• [Exercise prompt]: Look through the records below and collect all lines that hold the string "Ирской".

### Source records

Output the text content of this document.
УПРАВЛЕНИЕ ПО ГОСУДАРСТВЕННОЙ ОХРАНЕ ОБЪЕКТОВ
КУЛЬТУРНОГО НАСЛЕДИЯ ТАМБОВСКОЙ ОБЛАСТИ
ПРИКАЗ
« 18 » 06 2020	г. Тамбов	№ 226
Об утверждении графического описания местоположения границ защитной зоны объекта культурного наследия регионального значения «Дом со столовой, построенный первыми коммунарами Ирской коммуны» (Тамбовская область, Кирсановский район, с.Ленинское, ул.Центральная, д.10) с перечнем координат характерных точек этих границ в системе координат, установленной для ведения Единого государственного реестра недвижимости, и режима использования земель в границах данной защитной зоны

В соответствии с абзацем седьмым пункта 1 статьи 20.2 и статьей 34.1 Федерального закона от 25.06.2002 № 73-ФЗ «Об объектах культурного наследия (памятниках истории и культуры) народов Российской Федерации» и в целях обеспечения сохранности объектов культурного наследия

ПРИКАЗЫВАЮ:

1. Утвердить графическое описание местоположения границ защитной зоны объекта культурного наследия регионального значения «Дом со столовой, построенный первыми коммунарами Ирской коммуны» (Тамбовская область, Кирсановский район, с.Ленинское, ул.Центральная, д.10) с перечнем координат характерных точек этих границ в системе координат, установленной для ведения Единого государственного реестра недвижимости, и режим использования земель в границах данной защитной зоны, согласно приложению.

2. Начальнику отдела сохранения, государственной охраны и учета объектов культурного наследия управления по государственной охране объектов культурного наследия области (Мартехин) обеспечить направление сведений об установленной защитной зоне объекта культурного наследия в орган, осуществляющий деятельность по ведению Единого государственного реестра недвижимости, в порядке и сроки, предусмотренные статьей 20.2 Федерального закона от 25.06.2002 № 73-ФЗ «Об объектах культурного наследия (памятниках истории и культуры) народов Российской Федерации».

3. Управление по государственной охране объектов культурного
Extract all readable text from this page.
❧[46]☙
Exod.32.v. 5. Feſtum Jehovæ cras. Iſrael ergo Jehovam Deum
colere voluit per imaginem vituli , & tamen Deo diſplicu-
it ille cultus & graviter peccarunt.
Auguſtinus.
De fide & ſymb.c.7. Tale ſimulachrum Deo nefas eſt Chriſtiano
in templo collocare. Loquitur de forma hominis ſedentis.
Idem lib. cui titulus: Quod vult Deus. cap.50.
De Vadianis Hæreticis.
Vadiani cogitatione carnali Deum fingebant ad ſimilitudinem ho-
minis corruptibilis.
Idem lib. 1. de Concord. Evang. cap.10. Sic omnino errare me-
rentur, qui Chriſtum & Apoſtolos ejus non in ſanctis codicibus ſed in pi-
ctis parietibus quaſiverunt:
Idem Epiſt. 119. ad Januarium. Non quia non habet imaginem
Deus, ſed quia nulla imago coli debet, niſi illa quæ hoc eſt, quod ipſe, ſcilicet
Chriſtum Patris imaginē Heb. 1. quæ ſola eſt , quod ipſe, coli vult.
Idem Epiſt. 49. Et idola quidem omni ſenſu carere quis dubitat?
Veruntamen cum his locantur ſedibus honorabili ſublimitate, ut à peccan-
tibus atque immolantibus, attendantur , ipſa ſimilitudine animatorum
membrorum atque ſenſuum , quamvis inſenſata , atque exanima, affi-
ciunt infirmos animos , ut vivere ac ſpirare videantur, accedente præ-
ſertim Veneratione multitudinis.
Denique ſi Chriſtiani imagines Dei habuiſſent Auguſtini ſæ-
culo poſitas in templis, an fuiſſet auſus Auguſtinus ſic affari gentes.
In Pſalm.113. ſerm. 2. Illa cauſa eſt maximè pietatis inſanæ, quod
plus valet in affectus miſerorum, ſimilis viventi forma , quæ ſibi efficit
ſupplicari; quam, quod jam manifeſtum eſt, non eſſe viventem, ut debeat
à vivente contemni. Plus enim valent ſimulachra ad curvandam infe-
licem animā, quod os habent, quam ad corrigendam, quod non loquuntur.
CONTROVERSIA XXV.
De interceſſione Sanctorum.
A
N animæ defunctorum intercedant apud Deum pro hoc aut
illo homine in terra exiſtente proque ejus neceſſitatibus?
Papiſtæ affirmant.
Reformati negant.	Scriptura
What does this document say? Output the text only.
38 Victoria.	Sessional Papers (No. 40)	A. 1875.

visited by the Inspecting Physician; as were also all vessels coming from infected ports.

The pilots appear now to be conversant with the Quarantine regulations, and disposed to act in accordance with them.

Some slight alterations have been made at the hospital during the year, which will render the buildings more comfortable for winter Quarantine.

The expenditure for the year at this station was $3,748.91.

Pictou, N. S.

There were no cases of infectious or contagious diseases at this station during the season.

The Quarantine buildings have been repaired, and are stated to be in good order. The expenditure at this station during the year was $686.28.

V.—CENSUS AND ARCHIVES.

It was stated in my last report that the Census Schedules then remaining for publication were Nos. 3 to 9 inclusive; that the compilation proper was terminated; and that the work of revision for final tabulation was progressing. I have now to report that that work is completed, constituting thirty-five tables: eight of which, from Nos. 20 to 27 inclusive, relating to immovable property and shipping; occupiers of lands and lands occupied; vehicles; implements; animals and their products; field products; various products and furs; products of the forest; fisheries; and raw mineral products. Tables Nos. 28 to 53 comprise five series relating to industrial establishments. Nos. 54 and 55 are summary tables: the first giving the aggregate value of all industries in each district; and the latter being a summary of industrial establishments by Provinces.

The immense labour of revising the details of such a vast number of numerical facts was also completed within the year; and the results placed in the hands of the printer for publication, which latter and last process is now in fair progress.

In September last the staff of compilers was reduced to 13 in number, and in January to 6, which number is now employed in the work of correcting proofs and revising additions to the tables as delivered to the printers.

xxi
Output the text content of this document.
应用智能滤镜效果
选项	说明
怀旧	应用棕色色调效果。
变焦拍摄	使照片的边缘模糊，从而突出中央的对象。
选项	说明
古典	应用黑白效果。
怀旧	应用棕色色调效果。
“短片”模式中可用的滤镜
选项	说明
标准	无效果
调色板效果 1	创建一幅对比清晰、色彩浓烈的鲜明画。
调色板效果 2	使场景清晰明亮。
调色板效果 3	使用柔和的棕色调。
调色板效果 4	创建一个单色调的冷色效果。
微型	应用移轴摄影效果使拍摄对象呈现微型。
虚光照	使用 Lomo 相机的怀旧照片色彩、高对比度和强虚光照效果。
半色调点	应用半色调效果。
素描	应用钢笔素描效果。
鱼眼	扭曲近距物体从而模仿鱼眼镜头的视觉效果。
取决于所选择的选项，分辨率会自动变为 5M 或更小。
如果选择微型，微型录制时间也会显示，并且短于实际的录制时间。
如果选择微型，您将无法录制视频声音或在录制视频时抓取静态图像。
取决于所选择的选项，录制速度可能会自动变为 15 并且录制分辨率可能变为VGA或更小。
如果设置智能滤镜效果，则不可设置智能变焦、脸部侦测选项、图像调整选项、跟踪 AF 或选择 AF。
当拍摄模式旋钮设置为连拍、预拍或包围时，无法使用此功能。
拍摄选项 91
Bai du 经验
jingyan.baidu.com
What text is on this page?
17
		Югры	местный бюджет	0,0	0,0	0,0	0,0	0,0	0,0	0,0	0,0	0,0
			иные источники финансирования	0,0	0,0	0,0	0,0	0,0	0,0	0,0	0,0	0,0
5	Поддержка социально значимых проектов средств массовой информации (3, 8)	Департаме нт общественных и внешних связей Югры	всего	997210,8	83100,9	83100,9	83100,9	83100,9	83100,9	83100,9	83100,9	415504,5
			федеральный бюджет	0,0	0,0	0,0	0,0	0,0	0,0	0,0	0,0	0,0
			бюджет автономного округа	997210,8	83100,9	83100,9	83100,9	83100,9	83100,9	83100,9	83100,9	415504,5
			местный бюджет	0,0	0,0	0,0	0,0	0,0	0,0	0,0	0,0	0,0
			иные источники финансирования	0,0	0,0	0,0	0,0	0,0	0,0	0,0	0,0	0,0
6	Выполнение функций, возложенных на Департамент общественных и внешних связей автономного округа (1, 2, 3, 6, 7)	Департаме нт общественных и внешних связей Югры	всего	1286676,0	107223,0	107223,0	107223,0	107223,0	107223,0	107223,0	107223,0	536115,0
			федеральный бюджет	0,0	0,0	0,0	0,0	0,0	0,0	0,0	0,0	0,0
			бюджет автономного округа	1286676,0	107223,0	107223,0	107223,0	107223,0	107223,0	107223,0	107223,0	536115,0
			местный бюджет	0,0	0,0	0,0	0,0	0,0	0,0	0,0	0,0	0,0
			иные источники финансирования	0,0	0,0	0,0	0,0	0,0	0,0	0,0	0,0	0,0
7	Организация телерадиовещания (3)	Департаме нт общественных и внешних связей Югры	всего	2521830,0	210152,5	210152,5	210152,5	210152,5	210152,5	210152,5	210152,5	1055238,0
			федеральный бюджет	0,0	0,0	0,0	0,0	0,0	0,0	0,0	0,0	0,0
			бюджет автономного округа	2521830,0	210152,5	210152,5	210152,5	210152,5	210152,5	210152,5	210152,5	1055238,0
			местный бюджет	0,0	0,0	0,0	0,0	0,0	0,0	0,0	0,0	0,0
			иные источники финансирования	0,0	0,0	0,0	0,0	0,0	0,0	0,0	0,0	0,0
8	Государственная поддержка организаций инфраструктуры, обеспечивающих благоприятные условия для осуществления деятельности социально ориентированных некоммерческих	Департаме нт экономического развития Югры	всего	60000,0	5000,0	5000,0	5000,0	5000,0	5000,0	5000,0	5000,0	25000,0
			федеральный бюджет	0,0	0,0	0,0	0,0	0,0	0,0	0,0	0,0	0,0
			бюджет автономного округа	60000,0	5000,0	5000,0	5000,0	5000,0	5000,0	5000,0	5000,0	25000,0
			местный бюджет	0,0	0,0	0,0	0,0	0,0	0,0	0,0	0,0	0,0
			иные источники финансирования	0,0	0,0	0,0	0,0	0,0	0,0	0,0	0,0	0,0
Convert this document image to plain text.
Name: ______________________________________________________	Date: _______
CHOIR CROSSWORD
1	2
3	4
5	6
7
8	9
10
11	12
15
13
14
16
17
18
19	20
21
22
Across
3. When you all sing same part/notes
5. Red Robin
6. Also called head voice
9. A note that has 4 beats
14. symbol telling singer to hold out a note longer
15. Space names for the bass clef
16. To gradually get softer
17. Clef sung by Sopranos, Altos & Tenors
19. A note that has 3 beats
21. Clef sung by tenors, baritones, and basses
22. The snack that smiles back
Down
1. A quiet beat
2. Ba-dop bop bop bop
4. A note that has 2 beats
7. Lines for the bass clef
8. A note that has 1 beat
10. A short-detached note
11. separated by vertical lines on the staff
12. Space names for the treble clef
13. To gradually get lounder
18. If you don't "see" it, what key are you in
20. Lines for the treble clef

######

• [Response for this exercise]:
Об утверждении графического описания местоположения границ защитной зоны объекта культурного наследия регионального значения «Дом со столовой, построенный первыми коммунарами Ирской коммуны» (Тамбовская область, Кирсановский район, с.Ленинское, ул.Центральная, д.10) с перечнем координат характерных точек этих границ в системе координат, установленной для ведения Единого государственного реестра недвижимости, и режима использования земель в границах данной защитной зоны
1. Утвердить графическое описание местоположения границ защитной зоны объекта культурного наследия регионального значения «Дом со столовой, построенный первыми коммунарами Ирской коммуны» (Тамбовская область, Кирсановский район, с.Ленинское, ул.Центральная, д.10) с перечнем координат характерных точек этих границ в системе координат, установленной для ведения Единого государственного реестра недвижимости, и режим использования земель в границах данной защитной зоны, согласно приложению.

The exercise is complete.